## Work required
Copy out every line in which the string "text" occurs.
◆ ◆ ◆ ◆ ◆
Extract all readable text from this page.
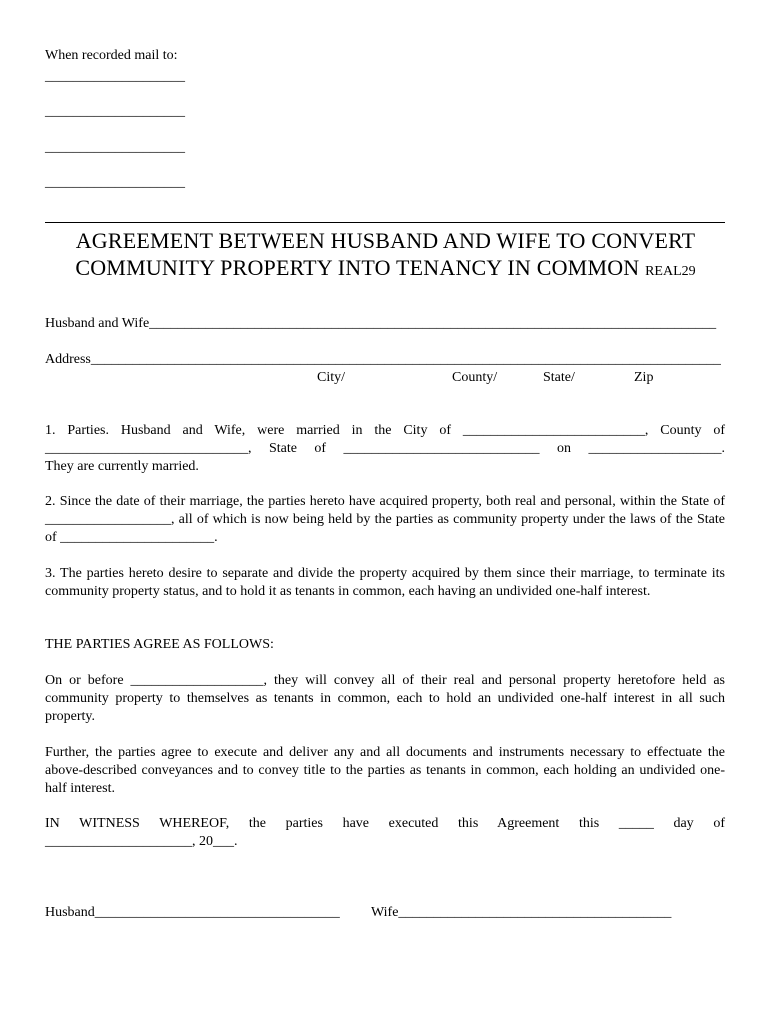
When recorded mail to:
____________________
____________________
____________________
____________________
AGREEMENT BETWEEN HUSBAND AND WIFE TO CONVERT
COMMUNITY PROPERTY INTO TENANCY IN COMMON REAL29
Husband and Wife_________________________________________________________________________________
Address__________________________________________________________________________________________
City/	County/	State/	Zip
1. Parties. Husband and Wife, were married in the City of __________________________, County of
_____________________________, State of ____________________________ on ___________________.
They are currently married.
2. Since the date of their marriage, the parties hereto have acquired property, both real and personal, within the State of __________________, all of which is now being held by the parties as community property under the laws of the State of ______________________.
3. The parties hereto desire to separate and divide the property acquired by them since their marriage, to terminate its community property status, and to hold it as tenants in common, each having an undivided one-half interest.
THE PARTIES AGREE AS FOLLOWS:
On or before ___________________, they will convey all of their real and personal property heretofore held as community property to themselves as tenants in common, each to hold an undivided one-half interest in all such property.
Further, the parties agree to execute and deliver any and all documents and instruments necessary to effectuate the above-described conveyances and to convey title to the parties as tenants in common, each holding an undivided one-half interest.
IN WITNESS WHEREOF, the parties have executed this Agreement this _____ day of
_____________________, 20___.
Husband___________________________________ Wife_______________________________________
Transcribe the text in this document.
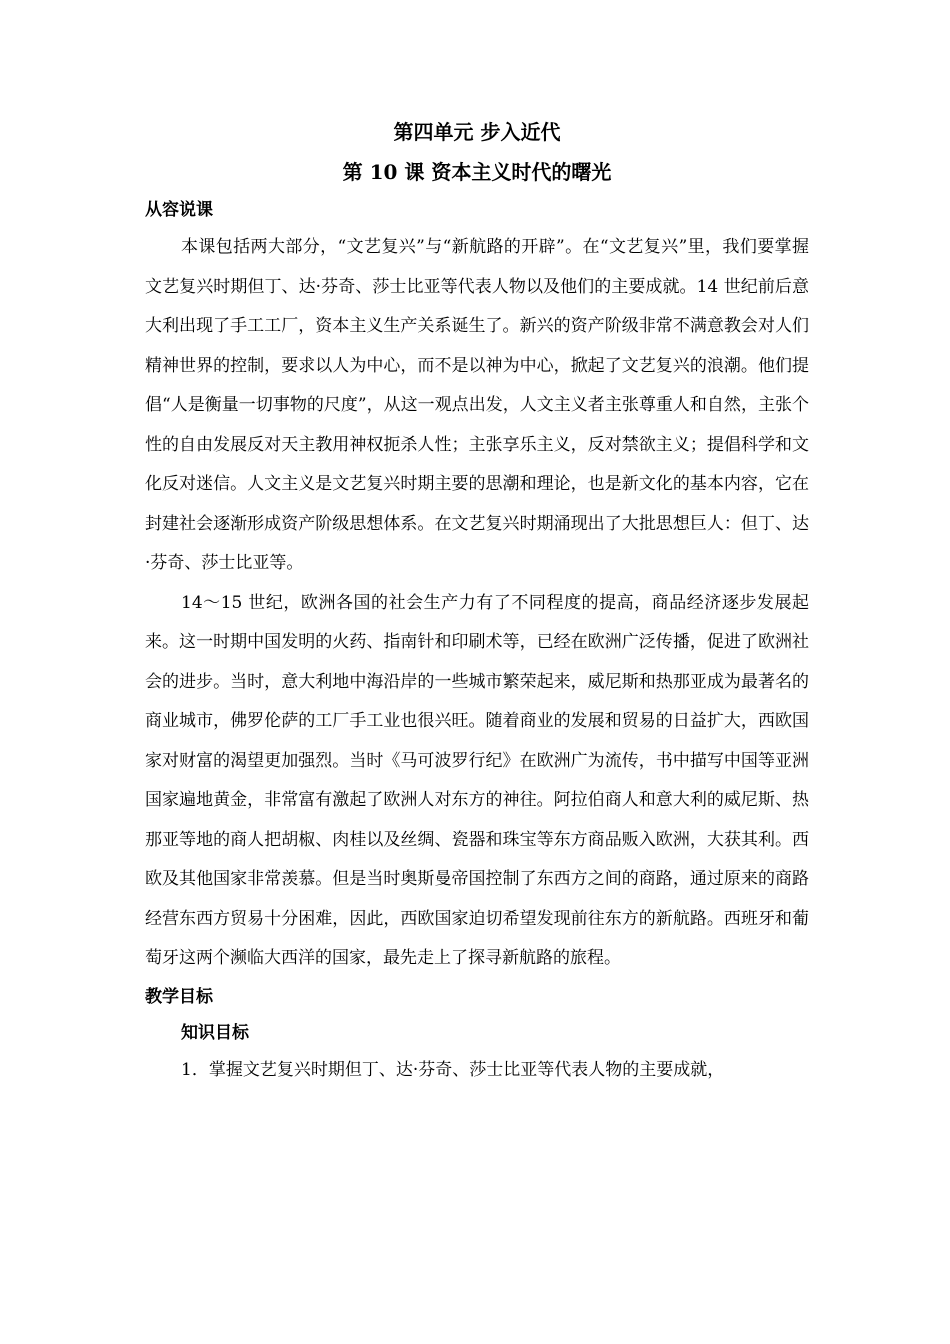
第四单元 步入近代
第 10 课 资本主义时代的曙光
从容说课

本课包括两大部分，“文艺复兴”与“新航路的开辟”。在“文艺复兴”里，我们要掌握文艺复兴时期但丁、达·芬奇、莎士比亚等代表人物以及他们的主要成就。14 世纪前后意大利出现了手工工厂，资本主义生产关系诞生了。新兴的资产阶级非常不满意教会对人们精神世界的控制，要求以人为中心，而不是以神为中心，掀起了文艺复兴的浪潮。他们提倡“人是衡量一切事物的尺度”，从这一观点出发，人文主义者主张尊重人和自然，主张个性的自由发展反对天主教用神权扼杀人性；主张享乐主义，反对禁欲主义；提倡科学和文化反对迷信。人文主义是文艺复兴时期主要的思潮和理论，也是新文化的基本内容，它在封建社会逐渐形成资产阶级思想体系。在文艺复兴时期涌现出了大批思想巨人：但丁、达·芬奇、莎士比亚等。

14～15 世纪，欧洲各国的社会生产力有了不同程度的提高，商品经济逐步发展起来。这一时期中国发明的火药、指南针和印刷术等，已经在欧洲广泛传播，促进了欧洲社会的进步。当时，意大利地中海沿岸的一些城市繁荣起来，威尼斯和热那亚成为最著名的商业城市，佛罗伦萨的工厂手工业也很兴旺。随着商业的发展和贸易的日益扩大，西欧国家对财富的渴望更加强烈。当时《马可波罗行纪》在欧洲广为流传，书中描写中国等亚洲国家遍地黄金，非常富有激起了欧洲人对东方的神往。阿拉伯商人和意大利的威尼斯、热那亚等地的商人把胡椒、肉桂以及丝绸、瓷器和珠宝等东方商品贩入欧洲，大获其利。西欧及其他国家非常羡慕。但是当时奥斯曼帝国控制了东西方之间的商路，通过原来的商路经营东西方贸易十分困难，因此，西欧国家迫切希望发现前往东方的新航路。西班牙和葡萄牙这两个濒临大西洋的国家，最先走上了探寻新航路的旅程。

教学目标
知识目标

1．掌握文艺复兴时期但丁、达·芬奇、莎士比亚等代表人物的主要成就，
◆ ◆ ◆ ◆ ◆
## Worked solution
Extract all readable text from this page.
Transcribe the text in this document.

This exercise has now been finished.